Dataset records of document pages
====

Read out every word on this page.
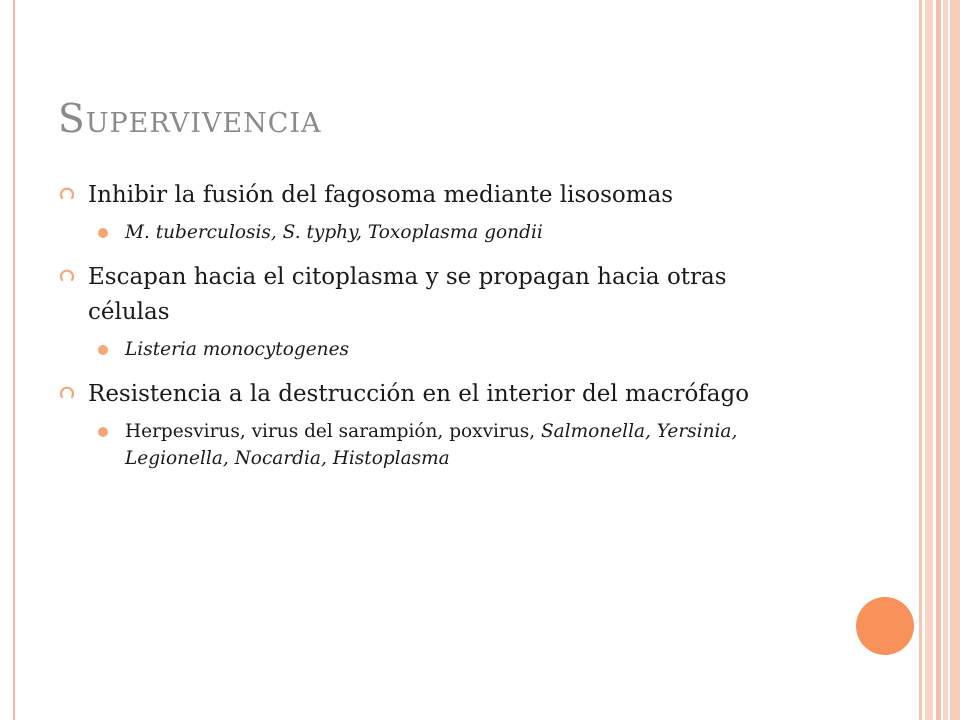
Supervivencia
Inhibir la fusión del fagosoma mediante lisosomas
M. tuberculosis, S. typhy, Toxoplasma gondii
Escapan hacia el citoplasma y se propagan hacia otras células
Listeria monocytogenes
Resistencia a la destrucción en el interior del macrófago
Herpesvirus, virus del sarampión, poxvirus, Salmonella, Yersinia, Legionella, Nocardia, Histoplasma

====

THE TASK
Without the pictures, copy all of the entries exactly as they appear.

ANSWER TO THIS TASK
Read out every word on this page.
Supervivencia
Inhibir la fusión del fagosoma mediante lisosomas
M. tuberculosis, S. typhy, Toxoplasma gondii
Escapan hacia el citoplasma y se propagan hacia otras células
Listeria monocytogenes
Resistencia a la destrucción en el interior del macrófago
Herpesvirus, virus del sarampión, poxvirus, Salmonella, Yersinia, Legionella, Nocardia, Histoplasma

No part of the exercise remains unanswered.